An exact copy of all the data is required, with pictures left out.

-- BEGIN The data --

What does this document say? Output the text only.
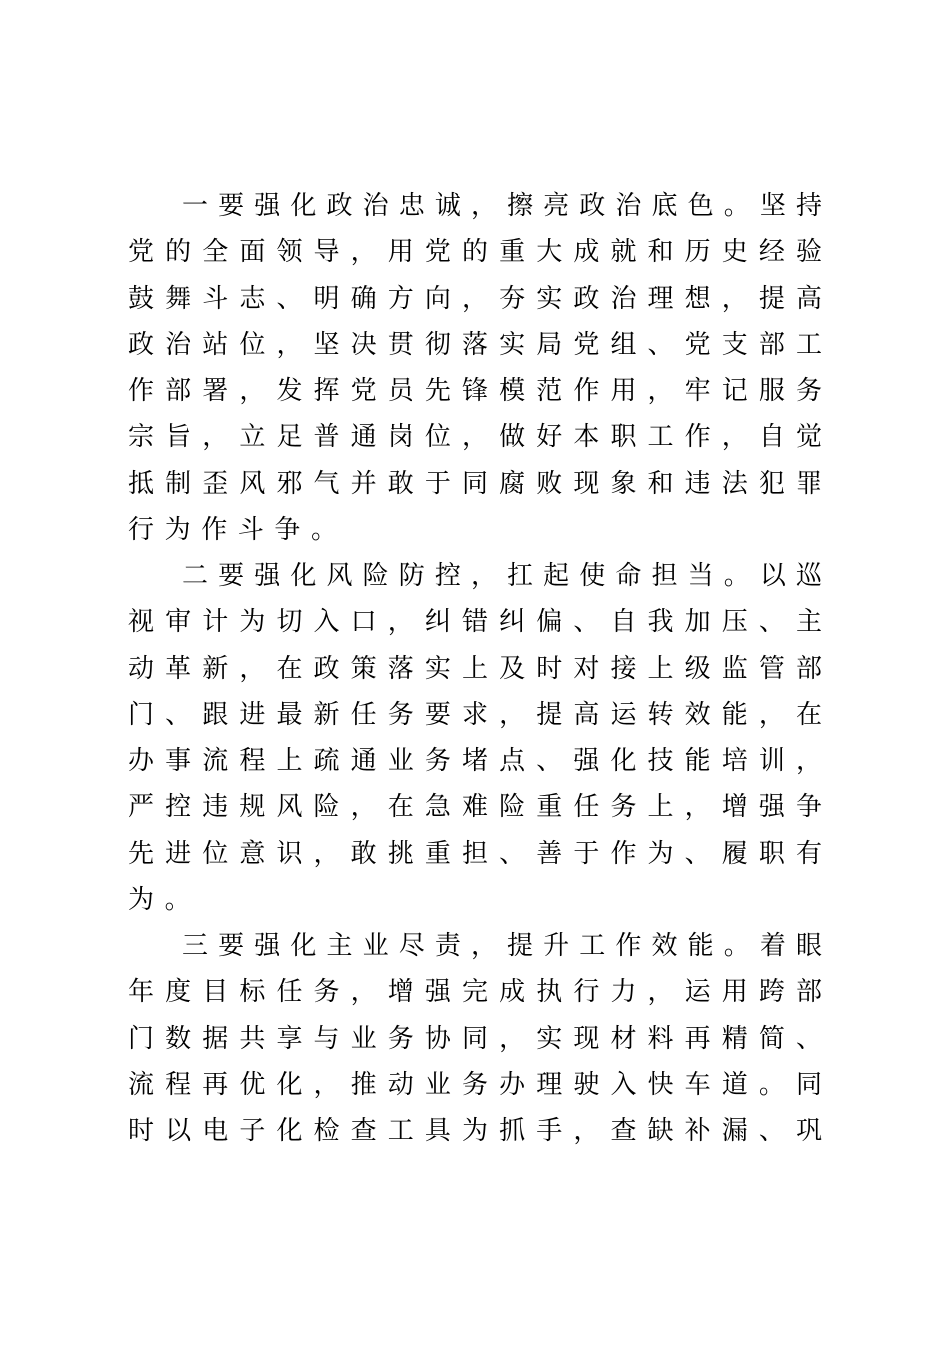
一 要 强 化 政 治 忠 诚 ， 擦 亮 政 治 底 色 。 坚 持
党 的 全 面 领 导 ， 用 党 的 重 大 成 就 和 历 史 经 验
鼓 舞 斗 志 、 明 确 方 向 ， 夯 实 政 治 理 想 ， 提 高
政 治 站 位 ， 坚 决 贯 彻 落 实 局 党 组 、 党 支 部 工
作 部 署 ， 发 挥 党 员 先 锋 模 范 作 用 ， 牢 记 服 务
宗 旨 ， 立 足 普 通 岗 位 ， 做 好 本 职 工 作 ， 自 觉
抵 制 歪 风 邪 气 并 敢 于 同 腐 败 现 象 和 违 法 犯 罪
行为作斗争。
二 要 强 化 风 险 防 控 ， 扛 起 使 命 担 当 。 以 巡
视 审 计 为 切 入 口 ， 纠 错 纠 偏 、 自 我 加 压 、 主
动 革 新 ， 在 政 策 落 实 上 及 时 对 接 上 级 监 管 部
门 、 跟 进 最 新 任 务 要 求 ， 提 高 运 转 效 能 ， 在
办 事 流 程 上 疏 通 业 务 堵 点 、 强 化 技 能 培 训 ，
严 控 违 规 风 险 ， 在 急 难 险 重 任 务 上 ， 增 强 争
先 进 位 意 识 ， 敢 挑 重 担 、 善 于 作 为 、 履 职 有
为。
三 要 强 化 主 业 尽 责 ， 提 升 工 作 效 能 。 着 眼
年 度 目 标 任 务 ， 增 强 完 成 执 行 力 ， 运 用 跨 部
门 数 据 共 享 与 业 务 协 同 ， 实 现 材 料 再 精 简 、
流 程 再 优 化 ， 推 动 业 务 办 理 驶 入 快 车 道 。 同
时 以 电 子 化 检 查 工 具 为 抓 手 ， 查 缺 补 漏 、 巩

-- END The data --

> [Task response]
What does this document say? Output the text only.
一 要 强 化 政 治 忠 诚 ， 擦 亮 政 治 底 色 。 坚 持
党 的 全 面 领 导 ， 用 党 的 重 大 成 就 和 历 史 经 验
鼓 舞 斗 志 、 明 确 方 向 ， 夯 实 政 治 理 想 ， 提 高
政 治 站 位 ， 坚 决 贯 彻 落 实 局 党 组 、 党 支 部 工
作 部 署 ， 发 挥 党 员 先 锋 模 范 作 用 ， 牢 记 服 务
宗 旨 ， 立 足 普 通 岗 位 ， 做 好 本 职 工 作 ， 自 觉
抵 制 歪 风 邪 气 并 敢 于 同 腐 败 现 象 和 违 法 犯 罪
行为作斗争。
二 要 强 化 风 险 防 控 ， 扛 起 使 命 担 当 。 以 巡
视 审 计 为 切 入 口 ， 纠 错 纠 偏 、 自 我 加 压 、 主
动 革 新 ， 在 政 策 落 实 上 及 时 对 接 上 级 监 管 部
门 、 跟 进 最 新 任 务 要 求 ， 提 高 运 转 效 能 ， 在
办 事 流 程 上 疏 通 业 务 堵 点 、 强 化 技 能 培 训 ，
严 控 违 规 风 险 ， 在 急 难 险 重 任 务 上 ， 增 强 争
先 进 位 意 识 ， 敢 挑 重 担 、 善 于 作 为 、 履 职 有
为。
三 要 强 化 主 业 尽 责 ， 提 升 工 作 效 能 。 着 眼
年 度 目 标 任 务 ， 增 强 完 成 执 行 力 ， 运 用 跨 部
门 数 据 共 享 与 业 务 协 同 ， 实 现 材 料 再 精 简 、
流 程 再 优 化 ， 推 动 业 务 办 理 驶 入 快 车 道 。 同
时 以 电 子 化 检 查 工 具 为 抓 手 ， 查 缺 补 漏 、 巩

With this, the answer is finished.